Your task — All of the data below should be written out exactly.

Supplied records —
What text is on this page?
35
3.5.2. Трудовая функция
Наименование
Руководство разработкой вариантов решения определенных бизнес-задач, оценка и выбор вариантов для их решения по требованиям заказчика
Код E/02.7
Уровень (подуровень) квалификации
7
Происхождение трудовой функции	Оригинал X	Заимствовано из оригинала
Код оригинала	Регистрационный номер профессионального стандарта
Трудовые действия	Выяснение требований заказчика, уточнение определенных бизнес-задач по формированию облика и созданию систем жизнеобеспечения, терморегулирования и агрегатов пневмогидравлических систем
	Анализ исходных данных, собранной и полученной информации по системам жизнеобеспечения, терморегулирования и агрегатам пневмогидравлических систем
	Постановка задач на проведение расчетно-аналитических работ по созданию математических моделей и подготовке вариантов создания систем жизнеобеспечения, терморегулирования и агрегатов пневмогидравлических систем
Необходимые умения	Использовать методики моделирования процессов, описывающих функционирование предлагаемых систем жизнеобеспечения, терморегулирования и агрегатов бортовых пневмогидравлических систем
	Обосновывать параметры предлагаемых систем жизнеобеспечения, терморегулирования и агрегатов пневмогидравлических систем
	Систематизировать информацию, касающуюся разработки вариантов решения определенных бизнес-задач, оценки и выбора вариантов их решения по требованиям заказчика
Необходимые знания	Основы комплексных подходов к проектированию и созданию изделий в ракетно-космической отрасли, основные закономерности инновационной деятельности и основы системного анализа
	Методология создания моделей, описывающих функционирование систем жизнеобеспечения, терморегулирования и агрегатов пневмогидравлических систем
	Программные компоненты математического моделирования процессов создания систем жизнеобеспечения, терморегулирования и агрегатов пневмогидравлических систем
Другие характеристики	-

Answer to the task —
What text is on this page?
35
3.5.2. Трудовая функция
Наименование
Руководство разработкой вариантов решения определенных бизнес-задач, оценка и выбор вариантов для их решения по требованиям заказчика
Код E/02.7
Уровень (подуровень) квалификации
7
Происхождение трудовой функции	Оригинал X	Заимствовано из оригинала
Код оригинала	Регистрационный номер профессионального стандарта
Трудовые действия	Выяснение требований заказчика, уточнение определенных бизнес-задач по формированию облика и созданию систем жизнеобеспечения, терморегулирования и агрегатов пневмогидравлических систем
	Анализ исходных данных, собранной и полученной информации по системам жизнеобеспечения, терморегулирования и агрегатам пневмогидравлических систем
	Постановка задач на проведение расчетно-аналитических работ по созданию математических моделей и подготовке вариантов создания систем жизнеобеспечения, терморегулирования и агрегатов пневмогидравлических систем
Необходимые умения	Использовать методики моделирования процессов, описывающих функционирование предлагаемых систем жизнеобеспечения, терморегулирования и агрегатов бортовых пневмогидравлических систем
	Обосновывать параметры предлагаемых систем жизнеобеспечения, терморегулирования и агрегатов пневмогидравлических систем
	Систематизировать информацию, касающуюся разработки вариантов решения определенных бизнес-задач, оценки и выбора вариантов их решения по требованиям заказчика
Необходимые знания	Основы комплексных подходов к проектированию и созданию изделий в ракетно-космической отрасли, основные закономерности инновационной деятельности и основы системного анализа
	Методология создания моделей, описывающих функционирование систем жизнеобеспечения, терморегулирования и агрегатов пневмогидравлических систем
	Программные компоненты математического моделирования процессов создания систем жизнеобеспечения, терморегулирования и агрегатов пневмогидравлических систем
Другие характеристики	-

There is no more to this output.